- **Your objective**: Work out how many lines contain "BOUCLE". Reply with the count alone.

- **Rows**:
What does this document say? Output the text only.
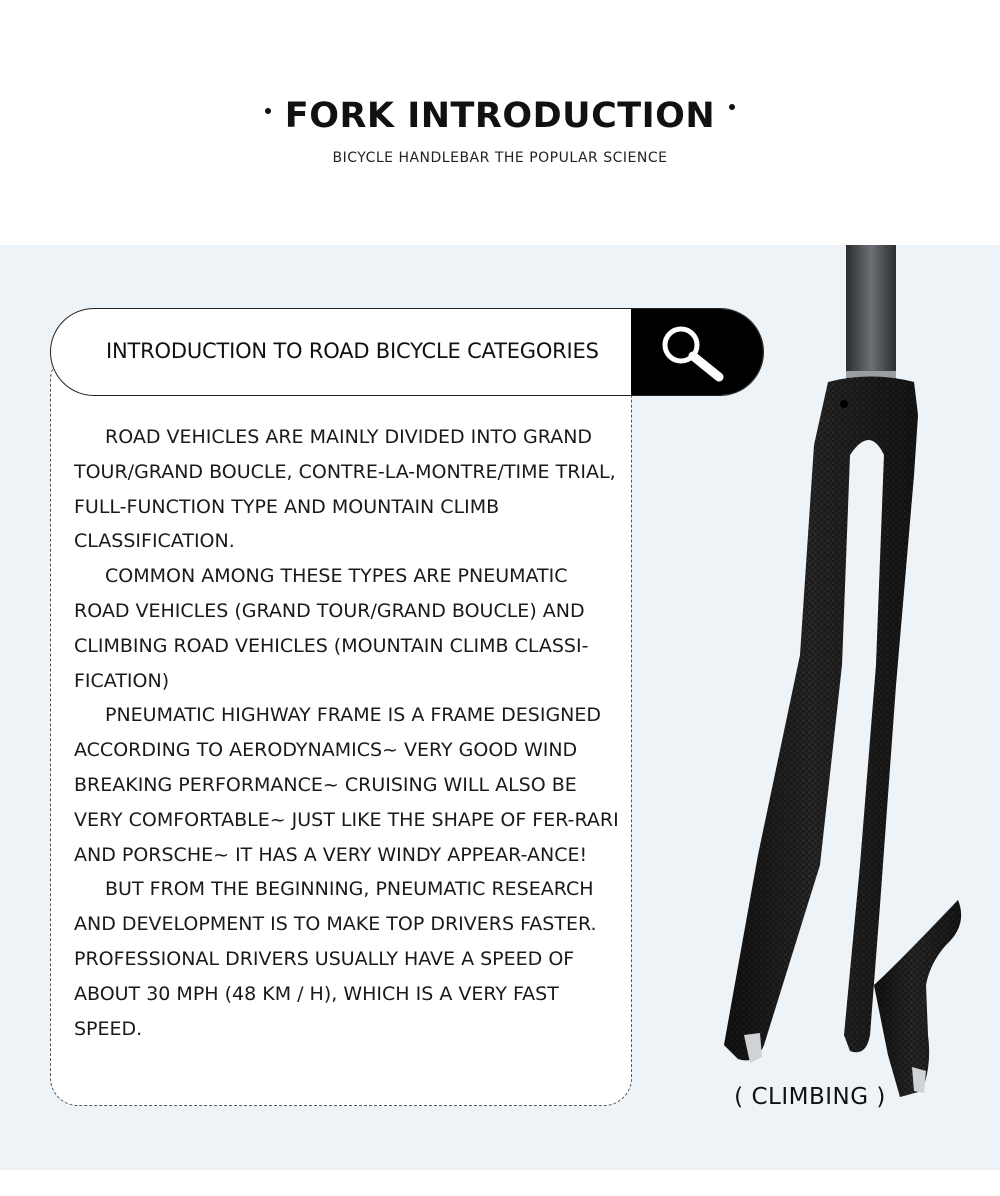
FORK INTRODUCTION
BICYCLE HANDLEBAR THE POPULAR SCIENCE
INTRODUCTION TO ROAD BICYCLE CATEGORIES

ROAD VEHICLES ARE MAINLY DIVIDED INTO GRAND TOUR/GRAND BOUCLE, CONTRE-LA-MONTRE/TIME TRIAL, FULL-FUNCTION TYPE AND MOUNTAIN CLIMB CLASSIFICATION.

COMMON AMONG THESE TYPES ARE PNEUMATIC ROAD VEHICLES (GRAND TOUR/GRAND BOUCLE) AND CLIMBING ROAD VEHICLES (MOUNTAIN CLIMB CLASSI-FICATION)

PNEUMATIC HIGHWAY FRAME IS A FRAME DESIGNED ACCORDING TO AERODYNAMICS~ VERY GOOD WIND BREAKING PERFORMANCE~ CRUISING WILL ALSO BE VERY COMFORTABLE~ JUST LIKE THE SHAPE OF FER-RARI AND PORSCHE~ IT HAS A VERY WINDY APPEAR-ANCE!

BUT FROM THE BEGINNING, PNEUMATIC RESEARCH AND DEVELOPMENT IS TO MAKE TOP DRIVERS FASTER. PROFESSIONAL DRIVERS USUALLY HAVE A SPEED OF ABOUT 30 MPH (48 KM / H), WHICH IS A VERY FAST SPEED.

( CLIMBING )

- **Solution below**: 2